The exercise: Each line in the entries below that holds the string "color" is to be listed.

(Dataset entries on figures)
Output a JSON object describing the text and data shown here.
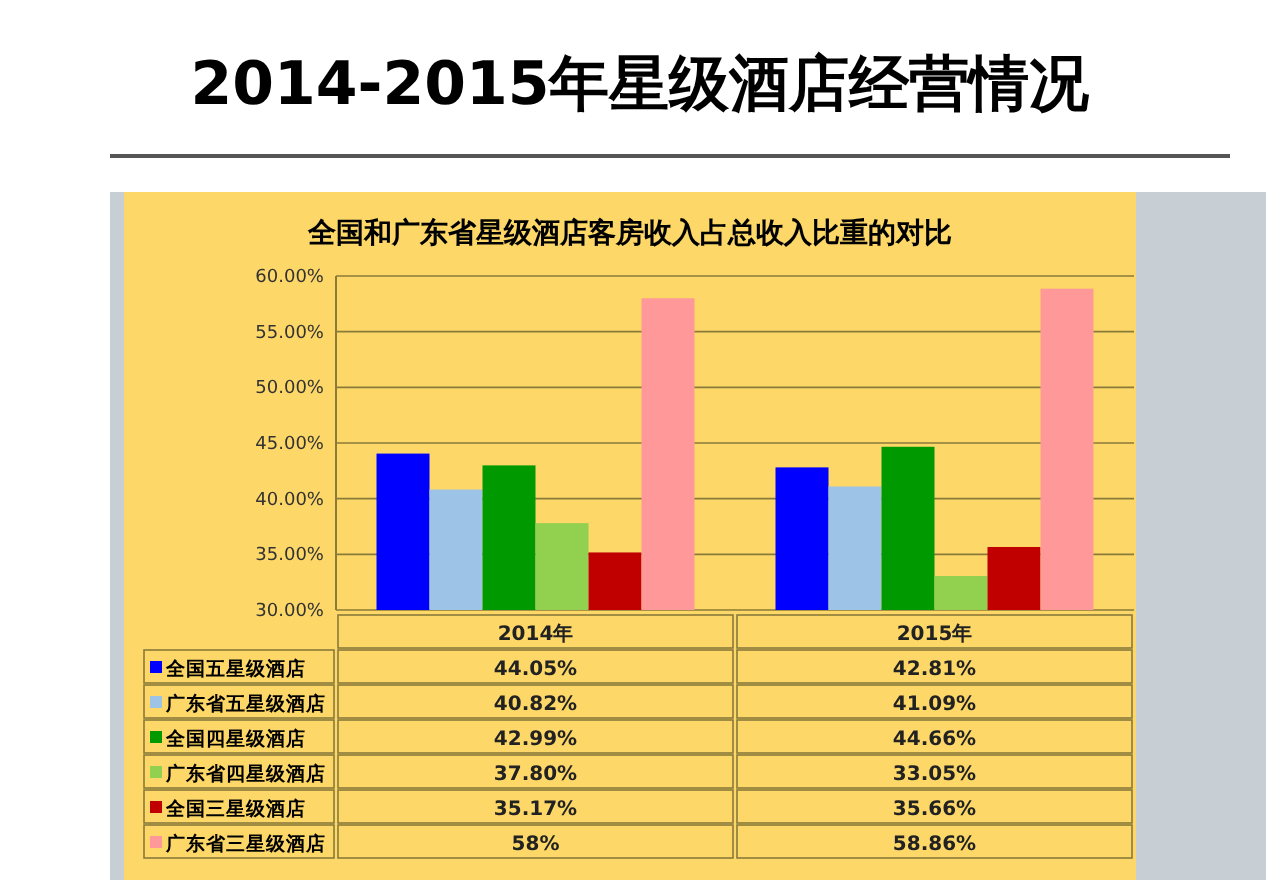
{
  "chart_data": {
    "type": "bar",
    "title": "2014-2015年星级酒店经营情况",
    "subtitle": "全国和广东省星级酒店客房收入占总收入比重的对比",
    "categories": [
      "2014年",
      "2015年"
    ],
    "series": [
      {
        "name": "全国五星级酒店",
        "color": "#0000ff",
        "values": [
          44.05,
          42.81
        ],
        "value_labels": [
          "44.05%",
          "42.81%"
        ]
      },
      {
        "name": "广东省五星级酒店",
        "color": "#9dc3e6",
        "values": [
          40.82,
          41.09
        ],
        "value_labels": [
          "40.82%",
          "41.09%"
        ]
      },
      {
        "name": "全国四星级酒店",
        "color": "#009900",
        "values": [
          42.99,
          44.66
        ],
        "value_labels": [
          "42.99%",
          "44.66%"
        ]
      },
      {
        "name": "广东省四星级酒店",
        "color": "#92d050",
        "values": [
          37.8,
          33.05
        ],
        "value_labels": [
          "37.80%",
          "33.05%"
        ]
      },
      {
        "name": "全国三星级酒店",
        "color": "#c00000",
        "values": [
          35.17,
          35.66
        ],
        "value_labels": [
          "35.17%",
          "35.66%"
        ]
      },
      {
        "name": "广东省三星级酒店",
        "color": "#ff9999",
        "values": [
          58,
          58.86
        ],
        "value_labels": [
          "58%",
          "58.86%"
        ]
      }
    ],
    "ylim": [
      30,
      60
    ],
    "yticks": [
      {
        "value": 30,
        "label": "30.00%"
      },
      {
        "value": 35,
        "label": "35.00%"
      },
      {
        "value": 40,
        "label": "40.00%"
      },
      {
        "value": 45,
        "label": "45.00%"
      },
      {
        "value": 50,
        "label": "50.00%"
      },
      {
        "value": 55,
        "label": "55.00%"
      },
      {
        "value": 60,
        "label": "60.00%"
      }
    ],
    "grid": "y",
    "legend": "bottom"
  }
}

Response:
        "color": "#0000ff",
        "color": "#9dc3e6",
        "color": "#009900",
        "color": "#92d050",
        "color": "#c00000",
        "color": "#ff9999",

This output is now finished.